### Problem requirements
Can you give all the records again without altering a single character?

[Data for the task start]

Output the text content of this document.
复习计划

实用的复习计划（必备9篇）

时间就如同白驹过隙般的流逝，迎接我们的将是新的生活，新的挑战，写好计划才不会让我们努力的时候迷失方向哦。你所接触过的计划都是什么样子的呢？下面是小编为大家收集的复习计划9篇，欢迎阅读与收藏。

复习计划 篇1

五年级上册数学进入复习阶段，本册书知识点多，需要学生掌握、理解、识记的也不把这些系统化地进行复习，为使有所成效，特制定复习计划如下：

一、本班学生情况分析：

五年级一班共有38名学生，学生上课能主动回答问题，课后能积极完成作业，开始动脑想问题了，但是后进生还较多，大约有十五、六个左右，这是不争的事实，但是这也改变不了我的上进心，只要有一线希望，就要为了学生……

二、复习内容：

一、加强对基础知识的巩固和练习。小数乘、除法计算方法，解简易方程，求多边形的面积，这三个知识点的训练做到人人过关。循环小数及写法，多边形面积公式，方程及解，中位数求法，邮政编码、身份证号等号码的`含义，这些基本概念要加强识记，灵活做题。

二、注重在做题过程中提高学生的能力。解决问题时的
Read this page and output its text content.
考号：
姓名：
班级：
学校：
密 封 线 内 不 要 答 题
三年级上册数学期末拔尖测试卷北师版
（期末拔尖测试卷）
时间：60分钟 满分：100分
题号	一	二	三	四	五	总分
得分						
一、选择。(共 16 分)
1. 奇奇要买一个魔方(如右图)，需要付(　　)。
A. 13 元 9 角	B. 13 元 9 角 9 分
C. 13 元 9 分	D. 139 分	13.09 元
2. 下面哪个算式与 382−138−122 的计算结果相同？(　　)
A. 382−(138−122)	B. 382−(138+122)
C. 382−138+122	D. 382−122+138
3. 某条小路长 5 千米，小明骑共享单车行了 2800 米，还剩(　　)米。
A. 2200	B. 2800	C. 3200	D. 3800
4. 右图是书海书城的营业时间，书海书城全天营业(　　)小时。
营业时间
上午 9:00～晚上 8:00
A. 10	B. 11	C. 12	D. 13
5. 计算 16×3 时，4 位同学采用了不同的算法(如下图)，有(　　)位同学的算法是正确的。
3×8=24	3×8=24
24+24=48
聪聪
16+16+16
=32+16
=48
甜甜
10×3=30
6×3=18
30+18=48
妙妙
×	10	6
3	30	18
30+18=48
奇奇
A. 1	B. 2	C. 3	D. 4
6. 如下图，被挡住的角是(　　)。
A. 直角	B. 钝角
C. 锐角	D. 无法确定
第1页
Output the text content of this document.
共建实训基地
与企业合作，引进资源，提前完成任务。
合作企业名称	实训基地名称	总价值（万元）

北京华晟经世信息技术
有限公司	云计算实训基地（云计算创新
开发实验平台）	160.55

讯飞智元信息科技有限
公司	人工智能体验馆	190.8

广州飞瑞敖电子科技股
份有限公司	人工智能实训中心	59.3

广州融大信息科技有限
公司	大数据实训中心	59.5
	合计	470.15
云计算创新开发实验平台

[Data for the task end]

### Response to the task
Output the text content of this document.
复习计划

实用的复习计划（必备9篇）

时间就如同白驹过隙般的流逝，迎接我们的将是新的生活，新的挑战，写好计划才不会让我们努力的时候迷失方向哦。你所接触过的计划都是什么样子的呢？下面是小编为大家收集的复习计划9篇，欢迎阅读与收藏。

复习计划 篇1

五年级上册数学进入复习阶段，本册书知识点多，需要学生掌握、理解、识记的也不把这些系统化地进行复习，为使有所成效，特制定复习计划如下：

一、本班学生情况分析：

五年级一班共有38名学生，学生上课能主动回答问题，课后能积极完成作业，开始动脑想问题了，但是后进生还较多，大约有十五、六个左右，这是不争的事实，但是这也改变不了我的上进心，只要有一线希望，就要为了学生……

二、复习内容：

一、加强对基础知识的巩固和练习。小数乘、除法计算方法，解简易方程，求多边形的面积，这三个知识点的训练做到人人过关。循环小数及写法，多边形面积公式，方程及解，中位数求法，邮政编码、身份证号等号码的`含义，这些基本概念要加强识记，灵活做题。

二、注重在做题过程中提高学生的能力。解决问题时的
Read this page and output its text content.
考号：
姓名：
班级：
学校：
密 封 线 内 不 要 答 题
三年级上册数学期末拔尖测试卷北师版
（期末拔尖测试卷）
时间：60分钟 满分：100分
题号	一	二	三	四	五	总分
得分						
一、选择。(共 16 分)
1. 奇奇要买一个魔方(如右图)，需要付(　　)。
A. 13 元 9 角	B. 13 元 9 角 9 分
C. 13 元 9 分	D. 139 分	13.09 元
2. 下面哪个算式与 382−138−122 的计算结果相同？(　　)
A. 382−(138−122)	B. 382−(138+122)
C. 382−138+122	D. 382−122+138
3. 某条小路长 5 千米，小明骑共享单车行了 2800 米，还剩(　　)米。
A. 2200	B. 2800	C. 3200	D. 3800
4. 右图是书海书城的营业时间，书海书城全天营业(　　)小时。
营业时间
上午 9:00～晚上 8:00
A. 10	B. 11	C. 12	D. 13
5. 计算 16×3 时，4 位同学采用了不同的算法(如下图)，有(　　)位同学的算法是正确的。
3×8=24	3×8=24
24+24=48
聪聪
16+16+16
=32+16
=48
甜甜
10×3=30
6×3=18
30+18=48
妙妙
×	10	6
3	30	18
30+18=48
奇奇
A. 1	B. 2	C. 3	D. 4
6. 如下图，被挡住的角是(　　)。
A. 直角	B. 钝角
C. 锐角	D. 无法确定
第1页
Output the text content of this document.
共建实训基地
与企业合作，引进资源，提前完成任务。
合作企业名称	实训基地名称	总价值（万元）

北京华晟经世信息技术
有限公司	云计算实训基地（云计算创新
开发实验平台）	160.55

讯飞智元信息科技有限
公司	人工智能体验馆	190.8

广州飞瑞敖电子科技股
份有限公司	人工智能实训中心	59.3

广州融大信息科技有限
公司	大数据实训中心	59.5
	合计	470.15
云计算创新开发实验平台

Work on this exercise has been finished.